**EXERCISE INPUTS**.
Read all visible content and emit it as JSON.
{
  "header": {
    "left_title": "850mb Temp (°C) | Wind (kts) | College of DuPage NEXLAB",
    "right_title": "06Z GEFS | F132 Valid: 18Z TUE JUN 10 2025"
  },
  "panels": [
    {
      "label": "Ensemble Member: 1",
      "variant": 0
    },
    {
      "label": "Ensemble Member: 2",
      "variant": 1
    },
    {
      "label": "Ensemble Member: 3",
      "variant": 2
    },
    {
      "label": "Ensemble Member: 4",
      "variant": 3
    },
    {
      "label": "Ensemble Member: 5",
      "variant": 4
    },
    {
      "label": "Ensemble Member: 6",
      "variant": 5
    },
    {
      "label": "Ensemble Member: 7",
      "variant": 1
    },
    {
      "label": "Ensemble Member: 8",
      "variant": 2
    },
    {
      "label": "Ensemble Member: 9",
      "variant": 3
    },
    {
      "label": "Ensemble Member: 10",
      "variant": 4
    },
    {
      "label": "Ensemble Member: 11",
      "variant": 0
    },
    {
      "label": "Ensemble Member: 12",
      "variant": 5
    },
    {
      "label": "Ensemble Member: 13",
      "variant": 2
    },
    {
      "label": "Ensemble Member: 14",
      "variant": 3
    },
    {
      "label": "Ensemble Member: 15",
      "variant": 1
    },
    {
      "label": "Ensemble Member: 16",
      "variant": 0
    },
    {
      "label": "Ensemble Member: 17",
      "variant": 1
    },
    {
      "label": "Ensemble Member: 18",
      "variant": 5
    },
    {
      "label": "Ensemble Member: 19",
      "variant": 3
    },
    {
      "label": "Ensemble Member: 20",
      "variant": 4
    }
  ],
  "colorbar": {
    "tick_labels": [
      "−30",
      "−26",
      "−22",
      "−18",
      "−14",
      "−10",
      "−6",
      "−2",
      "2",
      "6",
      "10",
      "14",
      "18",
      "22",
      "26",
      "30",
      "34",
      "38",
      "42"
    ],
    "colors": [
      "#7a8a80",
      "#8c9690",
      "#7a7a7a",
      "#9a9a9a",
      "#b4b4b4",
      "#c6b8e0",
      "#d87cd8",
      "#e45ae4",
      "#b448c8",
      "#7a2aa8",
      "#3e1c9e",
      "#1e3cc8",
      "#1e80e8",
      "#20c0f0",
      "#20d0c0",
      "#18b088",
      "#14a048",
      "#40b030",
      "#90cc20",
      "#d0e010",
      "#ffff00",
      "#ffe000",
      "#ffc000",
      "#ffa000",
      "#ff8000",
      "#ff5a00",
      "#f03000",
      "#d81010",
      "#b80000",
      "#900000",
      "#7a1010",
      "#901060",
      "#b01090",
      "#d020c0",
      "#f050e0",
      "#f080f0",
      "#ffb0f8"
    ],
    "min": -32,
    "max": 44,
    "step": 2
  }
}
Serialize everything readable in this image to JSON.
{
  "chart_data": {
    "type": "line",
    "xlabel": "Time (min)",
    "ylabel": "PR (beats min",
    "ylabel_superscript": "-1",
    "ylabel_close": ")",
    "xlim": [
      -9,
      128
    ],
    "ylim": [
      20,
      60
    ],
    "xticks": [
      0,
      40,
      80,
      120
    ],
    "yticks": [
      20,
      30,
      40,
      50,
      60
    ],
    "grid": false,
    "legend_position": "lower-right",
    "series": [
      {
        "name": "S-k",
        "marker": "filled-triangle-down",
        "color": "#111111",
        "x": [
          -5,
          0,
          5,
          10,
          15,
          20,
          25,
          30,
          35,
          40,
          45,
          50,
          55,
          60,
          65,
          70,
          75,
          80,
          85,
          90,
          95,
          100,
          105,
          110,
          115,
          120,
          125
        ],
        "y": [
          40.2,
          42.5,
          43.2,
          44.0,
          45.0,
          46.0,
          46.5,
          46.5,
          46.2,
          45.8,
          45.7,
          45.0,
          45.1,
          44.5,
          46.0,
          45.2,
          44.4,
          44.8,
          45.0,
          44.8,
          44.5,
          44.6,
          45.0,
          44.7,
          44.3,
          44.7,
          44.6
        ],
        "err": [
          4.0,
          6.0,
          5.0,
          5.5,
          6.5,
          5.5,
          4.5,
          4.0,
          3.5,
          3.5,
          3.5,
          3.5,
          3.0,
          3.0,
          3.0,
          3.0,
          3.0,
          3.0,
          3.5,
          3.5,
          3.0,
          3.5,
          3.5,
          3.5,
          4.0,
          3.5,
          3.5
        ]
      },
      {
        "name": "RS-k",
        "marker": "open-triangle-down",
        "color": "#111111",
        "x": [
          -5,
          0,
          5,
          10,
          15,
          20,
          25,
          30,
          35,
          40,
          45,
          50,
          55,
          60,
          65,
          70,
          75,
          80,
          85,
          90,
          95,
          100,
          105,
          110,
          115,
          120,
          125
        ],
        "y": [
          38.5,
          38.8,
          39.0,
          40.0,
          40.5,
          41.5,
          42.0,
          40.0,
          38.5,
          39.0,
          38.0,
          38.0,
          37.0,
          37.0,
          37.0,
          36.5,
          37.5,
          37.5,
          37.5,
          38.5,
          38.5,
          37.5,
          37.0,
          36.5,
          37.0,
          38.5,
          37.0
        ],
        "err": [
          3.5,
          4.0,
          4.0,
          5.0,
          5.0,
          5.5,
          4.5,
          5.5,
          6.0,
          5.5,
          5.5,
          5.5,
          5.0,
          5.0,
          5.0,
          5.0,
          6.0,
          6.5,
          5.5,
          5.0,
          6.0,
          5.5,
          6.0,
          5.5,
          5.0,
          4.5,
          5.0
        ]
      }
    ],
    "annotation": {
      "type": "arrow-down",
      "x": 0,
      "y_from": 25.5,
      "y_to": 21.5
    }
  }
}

**GIVEN TASK**. Identify the lines above that contain the word "JSON", then copy them.

**TASK SOLUTION**.
Read all visible content and emit it as JSON.
Serialize everything readable in this image to JSON.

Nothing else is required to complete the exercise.